= PROBLEM STATEMENT =
Find every line in the records below that holds the word "value", and copy each one.

= LISTED ENTRIES =
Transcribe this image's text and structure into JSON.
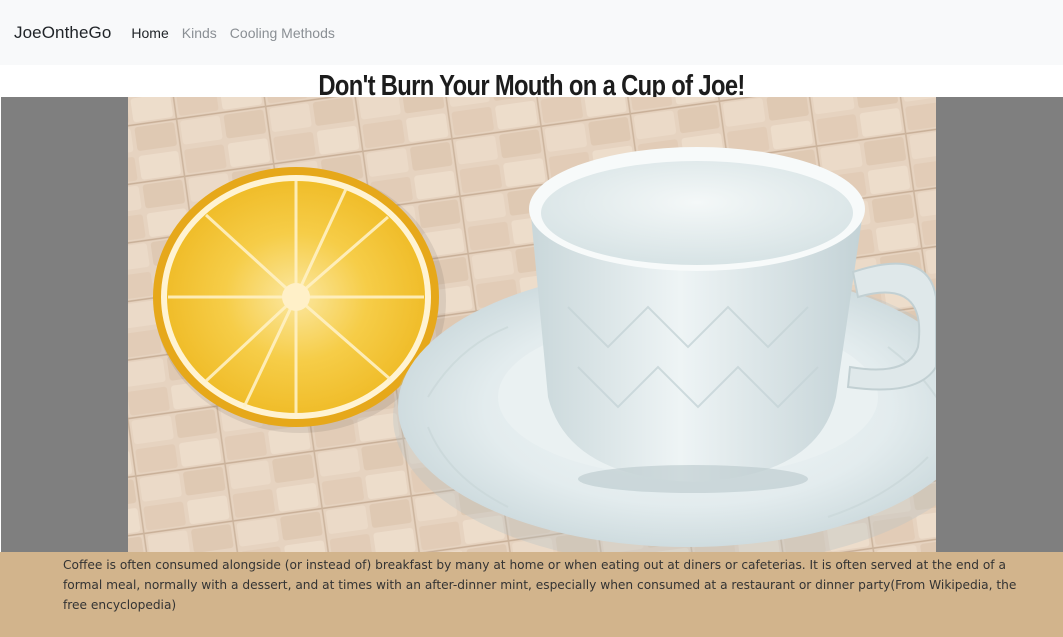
{
  "nav": {
    "brand": "JoeOntheGo",
    "links": [
      {
        "label": "Home",
        "active": true
      },
      {
        "label": "Kinds",
        "active": false
      },
      {
        "label": "Cooling Methods",
        "active": false
      }
    ]
  },
  "header": {
    "title": "Don't Burn Your Mouth on a Cup of Joe!"
  },
  "colors": {
    "navbar_bg": "#f8f9fa",
    "hero_bg": "#7f7f7f",
    "caption_bg": "#d2b48c"
  },
  "caption": {
    "text": "Coffee is often consumed alongside (or instead of) breakfast by many at home or when eating out at diners or cafeterias. It is often served at the end of a formal meal, normally with a dessert, and at times with an after-dinner mint, especially when consumed at a restaurant or dinner party(From Wikipedia, the free encyclopedia)"
  }
}
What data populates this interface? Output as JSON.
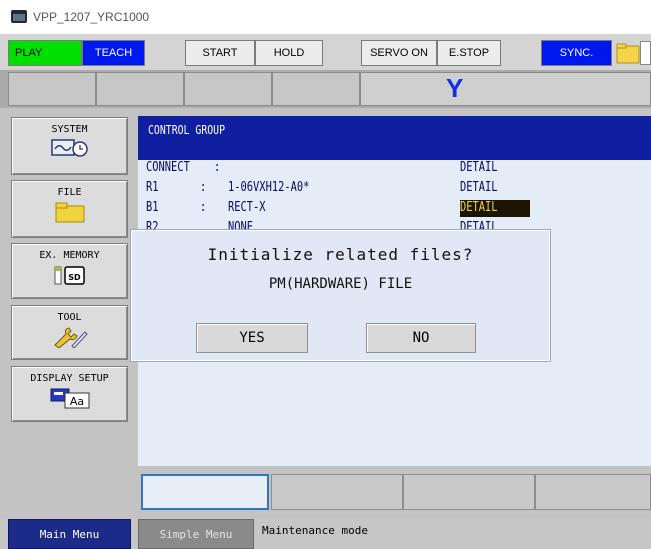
{
  "window": {
    "title": "VPP_1207_YRC1000"
  },
  "toolbar": {
    "play": "PLAY",
    "teach": "TEACH",
    "start": "START",
    "hold": "HOLD",
    "servo_on": "SERVO ON",
    "estop": "E.STOP",
    "sync": "SYNC."
  },
  "header": {
    "group_indicator": "Y"
  },
  "sidebar": {
    "items": [
      {
        "label": "SYSTEM",
        "icon": "system-monitor-clock-icon"
      },
      {
        "label": "FILE",
        "icon": "folder-icon"
      },
      {
        "label": "EX. MEMORY",
        "icon": "sd-card-icon"
      },
      {
        "label": "TOOL",
        "icon": "tool-icon"
      },
      {
        "label": "DISPLAY SETUP",
        "icon": "display-setup-icon"
      }
    ]
  },
  "panel": {
    "title": "CONTROL GROUP",
    "rows": [
      {
        "key": "CONNECT",
        "value": "",
        "action": "DETAIL"
      },
      {
        "key": "R1",
        "value": "1-06VXH12-A0*",
        "action": "DETAIL"
      },
      {
        "key": "B1",
        "value": "RECT-X",
        "action": "DETAIL"
      },
      {
        "key": "R2",
        "value": "NONE",
        "action": "DETAIL"
      }
    ],
    "row_sep": ":"
  },
  "dialog": {
    "question": "Initialize related files?",
    "file": "PM(HARDWARE) FILE",
    "yes": "YES",
    "no": "NO"
  },
  "statusbar": {
    "main_menu": "Main Menu",
    "simple_menu": "Simple Menu",
    "mode": "Maintenance mode"
  },
  "colors": {
    "play": "#00e000",
    "teach": "#0018f0",
    "panel_title_bg": "#0f1fa0",
    "main_menu_bg": "#1c2a88"
  }
}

= PROBLEM SOLUTION =
        "value": "",
        "value": "1-06VXH12-A0*",
        "value": "RECT-X",
        "value": "NONE",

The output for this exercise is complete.